**Short problem**
Return each line from the rows below that includes the string "concentration", copied in full.

----- Material provided

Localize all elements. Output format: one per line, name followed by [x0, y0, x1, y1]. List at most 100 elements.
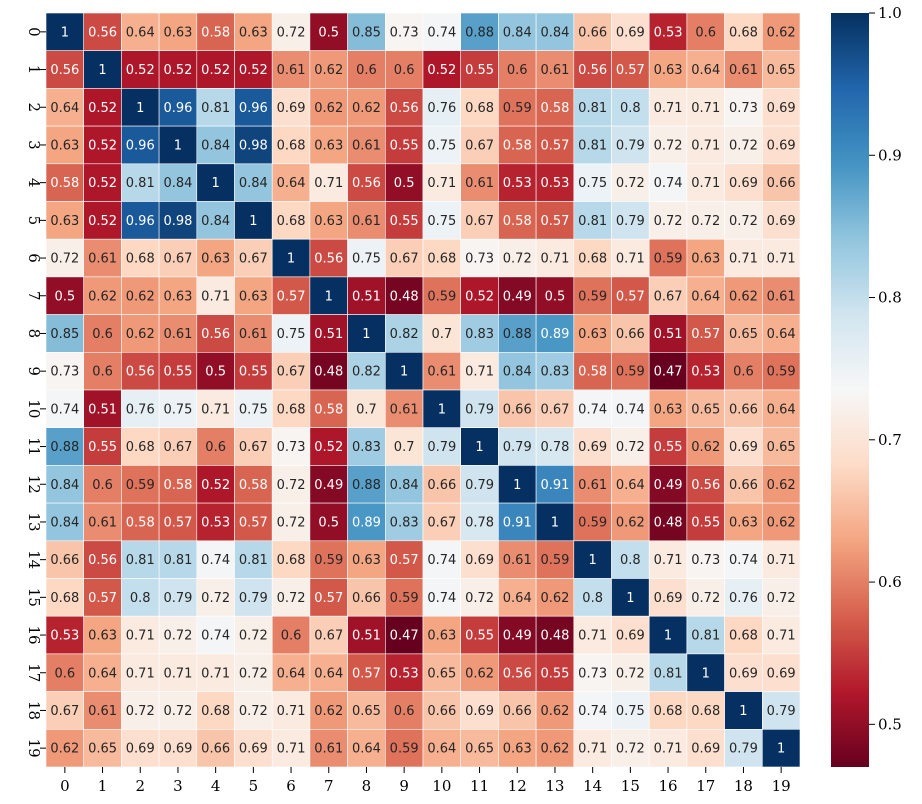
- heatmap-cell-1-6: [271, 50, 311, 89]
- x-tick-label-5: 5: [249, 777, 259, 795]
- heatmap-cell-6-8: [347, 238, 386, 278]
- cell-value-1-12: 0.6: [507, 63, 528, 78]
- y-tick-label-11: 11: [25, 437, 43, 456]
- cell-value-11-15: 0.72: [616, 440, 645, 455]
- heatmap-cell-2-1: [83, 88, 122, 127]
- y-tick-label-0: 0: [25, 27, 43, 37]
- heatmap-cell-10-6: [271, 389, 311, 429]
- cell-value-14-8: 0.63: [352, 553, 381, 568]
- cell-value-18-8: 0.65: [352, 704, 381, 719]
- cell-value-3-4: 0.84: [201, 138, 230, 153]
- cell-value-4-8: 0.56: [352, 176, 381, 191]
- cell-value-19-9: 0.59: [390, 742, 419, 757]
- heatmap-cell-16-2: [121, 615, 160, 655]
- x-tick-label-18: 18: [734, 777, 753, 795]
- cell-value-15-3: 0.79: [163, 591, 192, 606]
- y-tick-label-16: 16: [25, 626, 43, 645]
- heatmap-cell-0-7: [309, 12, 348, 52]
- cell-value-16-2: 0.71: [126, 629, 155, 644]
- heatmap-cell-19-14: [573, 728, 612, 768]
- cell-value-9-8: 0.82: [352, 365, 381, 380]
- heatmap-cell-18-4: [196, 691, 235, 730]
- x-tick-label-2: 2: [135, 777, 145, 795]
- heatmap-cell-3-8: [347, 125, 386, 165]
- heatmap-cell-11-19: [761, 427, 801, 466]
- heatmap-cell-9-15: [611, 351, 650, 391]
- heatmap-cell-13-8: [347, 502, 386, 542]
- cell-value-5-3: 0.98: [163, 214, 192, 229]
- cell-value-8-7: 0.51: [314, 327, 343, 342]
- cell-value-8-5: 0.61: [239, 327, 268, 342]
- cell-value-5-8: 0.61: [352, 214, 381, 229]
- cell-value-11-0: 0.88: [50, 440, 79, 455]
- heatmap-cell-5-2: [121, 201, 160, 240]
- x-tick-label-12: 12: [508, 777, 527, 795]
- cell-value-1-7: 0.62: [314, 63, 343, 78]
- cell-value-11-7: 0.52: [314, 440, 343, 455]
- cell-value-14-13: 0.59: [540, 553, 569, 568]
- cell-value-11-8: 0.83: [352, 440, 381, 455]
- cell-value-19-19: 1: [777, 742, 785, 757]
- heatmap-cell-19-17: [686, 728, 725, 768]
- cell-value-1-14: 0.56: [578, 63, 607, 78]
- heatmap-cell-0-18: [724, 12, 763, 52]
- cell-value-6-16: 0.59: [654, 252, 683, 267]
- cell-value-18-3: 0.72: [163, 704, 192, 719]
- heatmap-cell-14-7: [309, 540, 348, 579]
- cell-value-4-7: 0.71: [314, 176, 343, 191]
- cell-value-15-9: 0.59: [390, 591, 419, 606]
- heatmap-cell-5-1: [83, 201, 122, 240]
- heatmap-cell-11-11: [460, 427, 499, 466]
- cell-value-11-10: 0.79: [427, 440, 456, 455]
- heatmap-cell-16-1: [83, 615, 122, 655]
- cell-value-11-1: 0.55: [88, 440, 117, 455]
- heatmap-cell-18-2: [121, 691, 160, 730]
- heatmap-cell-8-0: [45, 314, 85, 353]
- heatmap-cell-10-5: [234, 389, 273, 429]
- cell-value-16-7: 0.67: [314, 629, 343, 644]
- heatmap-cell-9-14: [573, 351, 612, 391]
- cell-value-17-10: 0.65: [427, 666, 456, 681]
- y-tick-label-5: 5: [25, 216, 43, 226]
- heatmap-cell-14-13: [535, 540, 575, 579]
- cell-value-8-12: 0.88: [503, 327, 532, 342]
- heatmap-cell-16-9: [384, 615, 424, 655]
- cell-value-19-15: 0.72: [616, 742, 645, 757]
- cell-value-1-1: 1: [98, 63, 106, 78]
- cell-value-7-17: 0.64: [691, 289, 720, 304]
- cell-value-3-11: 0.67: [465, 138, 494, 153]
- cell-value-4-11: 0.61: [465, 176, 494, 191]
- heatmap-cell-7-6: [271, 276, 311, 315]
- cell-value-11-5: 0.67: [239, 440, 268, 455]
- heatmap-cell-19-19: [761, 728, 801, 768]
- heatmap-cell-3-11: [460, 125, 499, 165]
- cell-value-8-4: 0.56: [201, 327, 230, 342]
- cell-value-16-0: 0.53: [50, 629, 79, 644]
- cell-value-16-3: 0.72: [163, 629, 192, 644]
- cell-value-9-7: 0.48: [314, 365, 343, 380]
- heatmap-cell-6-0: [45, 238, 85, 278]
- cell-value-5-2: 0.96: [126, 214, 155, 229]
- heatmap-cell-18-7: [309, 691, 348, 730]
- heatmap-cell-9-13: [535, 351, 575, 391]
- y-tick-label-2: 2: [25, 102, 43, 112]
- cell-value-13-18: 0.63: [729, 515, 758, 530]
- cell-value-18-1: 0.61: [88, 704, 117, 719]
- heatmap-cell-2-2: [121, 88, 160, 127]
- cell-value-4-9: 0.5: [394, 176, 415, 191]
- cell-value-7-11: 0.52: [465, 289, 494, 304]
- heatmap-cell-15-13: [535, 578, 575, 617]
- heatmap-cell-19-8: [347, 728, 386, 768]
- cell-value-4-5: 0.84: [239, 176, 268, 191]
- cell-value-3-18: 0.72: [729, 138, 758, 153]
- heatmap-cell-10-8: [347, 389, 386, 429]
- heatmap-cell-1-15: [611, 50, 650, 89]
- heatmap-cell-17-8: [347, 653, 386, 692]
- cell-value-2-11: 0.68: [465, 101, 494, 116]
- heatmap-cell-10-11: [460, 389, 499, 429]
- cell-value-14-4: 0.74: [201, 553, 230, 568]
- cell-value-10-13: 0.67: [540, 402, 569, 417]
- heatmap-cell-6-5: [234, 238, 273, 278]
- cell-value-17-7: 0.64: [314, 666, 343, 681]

----------
----- Material provided

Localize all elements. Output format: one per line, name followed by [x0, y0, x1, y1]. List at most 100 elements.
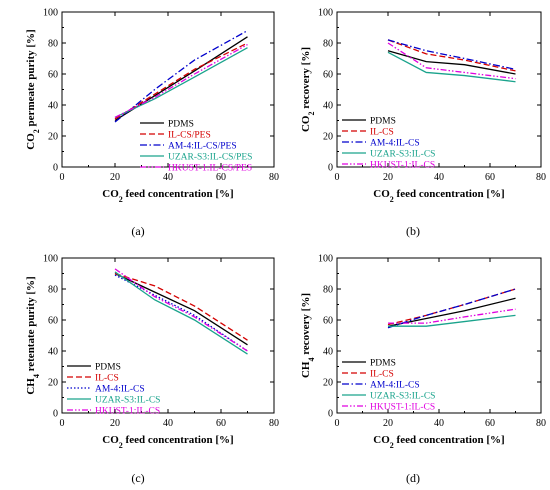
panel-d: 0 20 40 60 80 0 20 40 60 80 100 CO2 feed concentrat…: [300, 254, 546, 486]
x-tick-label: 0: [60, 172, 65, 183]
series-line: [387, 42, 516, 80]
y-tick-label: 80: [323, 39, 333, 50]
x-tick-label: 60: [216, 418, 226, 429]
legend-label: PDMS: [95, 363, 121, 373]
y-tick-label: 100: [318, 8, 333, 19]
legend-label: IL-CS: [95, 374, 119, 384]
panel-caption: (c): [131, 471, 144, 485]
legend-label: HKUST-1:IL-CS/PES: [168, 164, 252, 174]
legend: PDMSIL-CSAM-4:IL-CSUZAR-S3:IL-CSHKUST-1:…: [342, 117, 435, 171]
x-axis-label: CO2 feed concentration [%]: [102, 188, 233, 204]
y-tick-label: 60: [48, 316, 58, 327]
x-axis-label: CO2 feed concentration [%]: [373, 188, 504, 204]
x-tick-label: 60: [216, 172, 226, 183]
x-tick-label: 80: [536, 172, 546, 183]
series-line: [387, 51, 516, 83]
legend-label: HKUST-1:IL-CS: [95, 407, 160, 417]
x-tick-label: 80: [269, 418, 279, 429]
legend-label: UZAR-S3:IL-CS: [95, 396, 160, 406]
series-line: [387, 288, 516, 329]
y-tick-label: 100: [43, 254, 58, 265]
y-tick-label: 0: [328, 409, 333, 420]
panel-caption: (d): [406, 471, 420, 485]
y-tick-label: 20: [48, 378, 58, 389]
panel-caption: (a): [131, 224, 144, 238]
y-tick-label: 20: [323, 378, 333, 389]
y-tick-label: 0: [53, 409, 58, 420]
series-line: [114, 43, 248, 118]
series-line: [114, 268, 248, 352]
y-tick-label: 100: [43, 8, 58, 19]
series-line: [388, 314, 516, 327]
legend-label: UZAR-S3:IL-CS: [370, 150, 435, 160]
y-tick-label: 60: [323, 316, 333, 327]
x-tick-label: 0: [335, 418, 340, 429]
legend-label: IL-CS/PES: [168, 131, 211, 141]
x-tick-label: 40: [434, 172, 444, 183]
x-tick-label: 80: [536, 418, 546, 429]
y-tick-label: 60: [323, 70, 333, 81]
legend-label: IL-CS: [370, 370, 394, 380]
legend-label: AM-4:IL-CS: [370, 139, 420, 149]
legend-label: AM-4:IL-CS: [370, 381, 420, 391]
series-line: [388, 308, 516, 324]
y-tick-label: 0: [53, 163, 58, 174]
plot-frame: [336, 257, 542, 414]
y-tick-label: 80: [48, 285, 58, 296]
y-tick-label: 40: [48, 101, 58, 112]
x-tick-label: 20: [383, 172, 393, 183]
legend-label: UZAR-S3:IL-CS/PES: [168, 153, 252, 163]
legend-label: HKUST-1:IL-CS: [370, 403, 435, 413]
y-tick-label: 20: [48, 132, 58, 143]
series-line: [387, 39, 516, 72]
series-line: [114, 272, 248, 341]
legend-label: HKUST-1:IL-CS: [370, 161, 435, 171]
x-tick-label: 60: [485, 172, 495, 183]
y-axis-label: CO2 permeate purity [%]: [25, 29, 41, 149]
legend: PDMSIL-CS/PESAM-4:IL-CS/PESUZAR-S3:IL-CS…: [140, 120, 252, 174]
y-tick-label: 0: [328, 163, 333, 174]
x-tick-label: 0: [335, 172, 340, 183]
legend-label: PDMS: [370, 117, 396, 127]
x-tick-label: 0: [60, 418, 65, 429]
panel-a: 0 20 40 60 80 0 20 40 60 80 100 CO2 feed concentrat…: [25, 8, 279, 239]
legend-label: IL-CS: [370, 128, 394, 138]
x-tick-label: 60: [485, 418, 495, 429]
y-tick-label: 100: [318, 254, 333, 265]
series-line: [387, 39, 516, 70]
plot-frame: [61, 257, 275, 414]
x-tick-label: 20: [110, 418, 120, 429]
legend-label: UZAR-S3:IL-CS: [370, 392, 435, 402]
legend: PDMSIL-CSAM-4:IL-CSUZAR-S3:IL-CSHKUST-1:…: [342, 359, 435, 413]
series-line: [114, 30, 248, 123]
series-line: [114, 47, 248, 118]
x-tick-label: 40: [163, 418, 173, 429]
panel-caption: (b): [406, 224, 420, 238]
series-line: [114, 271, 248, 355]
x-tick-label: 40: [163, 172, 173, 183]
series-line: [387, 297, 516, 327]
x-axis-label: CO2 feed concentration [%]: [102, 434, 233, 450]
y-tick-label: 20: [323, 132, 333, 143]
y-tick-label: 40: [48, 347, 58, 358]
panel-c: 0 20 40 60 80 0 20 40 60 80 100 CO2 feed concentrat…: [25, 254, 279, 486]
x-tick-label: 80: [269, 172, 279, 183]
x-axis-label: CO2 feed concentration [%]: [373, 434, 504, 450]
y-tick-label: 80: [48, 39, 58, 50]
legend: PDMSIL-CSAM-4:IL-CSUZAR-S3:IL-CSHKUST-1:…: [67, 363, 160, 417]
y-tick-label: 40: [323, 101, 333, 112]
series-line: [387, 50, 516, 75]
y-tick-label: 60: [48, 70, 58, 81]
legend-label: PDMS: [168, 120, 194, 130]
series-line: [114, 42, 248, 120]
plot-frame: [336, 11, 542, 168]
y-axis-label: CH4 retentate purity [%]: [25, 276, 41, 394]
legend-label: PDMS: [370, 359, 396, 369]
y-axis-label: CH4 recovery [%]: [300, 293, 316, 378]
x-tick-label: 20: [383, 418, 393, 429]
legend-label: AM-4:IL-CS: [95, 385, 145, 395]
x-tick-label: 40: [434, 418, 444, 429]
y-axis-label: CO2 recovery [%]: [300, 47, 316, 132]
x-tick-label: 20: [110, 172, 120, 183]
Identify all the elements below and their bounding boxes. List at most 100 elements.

----------

**Reply to the exercise**
x-axis-label: CO2 feed concentration [%]: [102, 188, 233, 204]
x-axis-label: CO2 feed concentration [%]: [373, 188, 504, 204]
x-axis-label: CO2 feed concentration [%]: [102, 434, 233, 450]
x-axis-label: CO2 feed concentration [%]: [373, 434, 504, 450]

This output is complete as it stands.